If you need an easy, foolproof treat that actually tastes amazing, these Valentine’s Day Cake Mix Cookies are it! They’re soft, chewy, packed with chocolate, and come together with just a handful of ingredients – because sometimes, shortcuts are the way to go (hello, class parties and last-minute baking with kids!).
Trust me, this is the easiest Valentine’s treat you’ll ever try, and once you make them, you’ll never go back!
Why you’ll love this recipe
I’ve always been a from-scratch kind of baker, but let’s be real: Sometimes, life calls for a shortcut. I first made these cookies in a last-minute panic when my kid needed treats for a school party (why do they always tell us the night before?!). Turns out, they were an instant hit – soft, chewy, loaded with chocolate, and ridiculously easy to make. Now, they’re a Valentine’s Day staple in our house!
- Bakery-style texture, no effort required – Thanks to the pudding mix, these cookies turn out ultra soft and chewy, with that perfect melt-in-your-mouth bite.
- Quick and easy, even with kids helping – No measuring out flour, sugar, or baking soda – just dump, mix, roll, and bake. Bonus: No flour explosions from little helpers!
- Loaded with chocolate and M&Ms – These cookies are packed with melty chocolate chips and festive Valentine’s M&Ms in every bite, making them extra irresistible.

=== Available data ===
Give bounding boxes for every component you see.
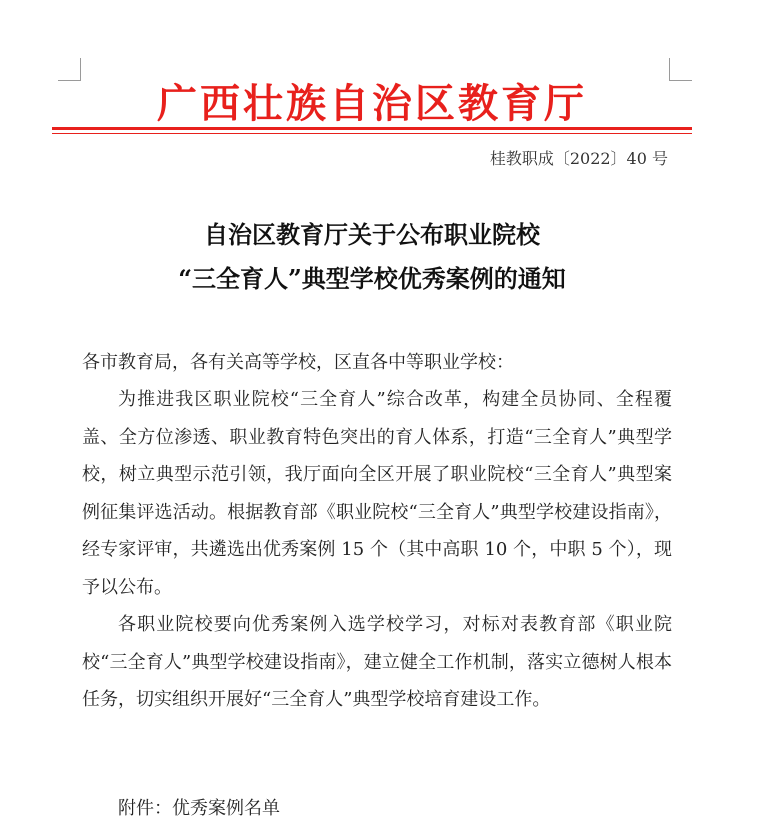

=== Exercises ===
1. In the Valentine's cookie text, what ingredient makes the cookies turn out ultra soft and chewy?
2. Reproduce the Valentine's cookie text from "Trust me, this" up to and including "in our house!".
3. List the steps the Valentine's cookie text gives for making the cookies.

=== Answers to the exercises ===
1. The pudding mix.

2.
Trust me, this is the easiest Valentine’s treat you’ll ever try, and once you make them, you’ll never go back!
Why you’ll love this recipe
I’ve always been a from-scratch kind of baker, but let’s be real: Sometimes, life calls for a shortcut. I first made these cookies in a last-minute panic when my kid needed treats for a school party (why do they always tell us the night before?!). Turns out, they were an instant hit – soft, chewy, loaded with chocolate, and ridiculously easy to make. Now, they’re a Valentine’s Day staple in our house!

3. dump, mix, roll, bake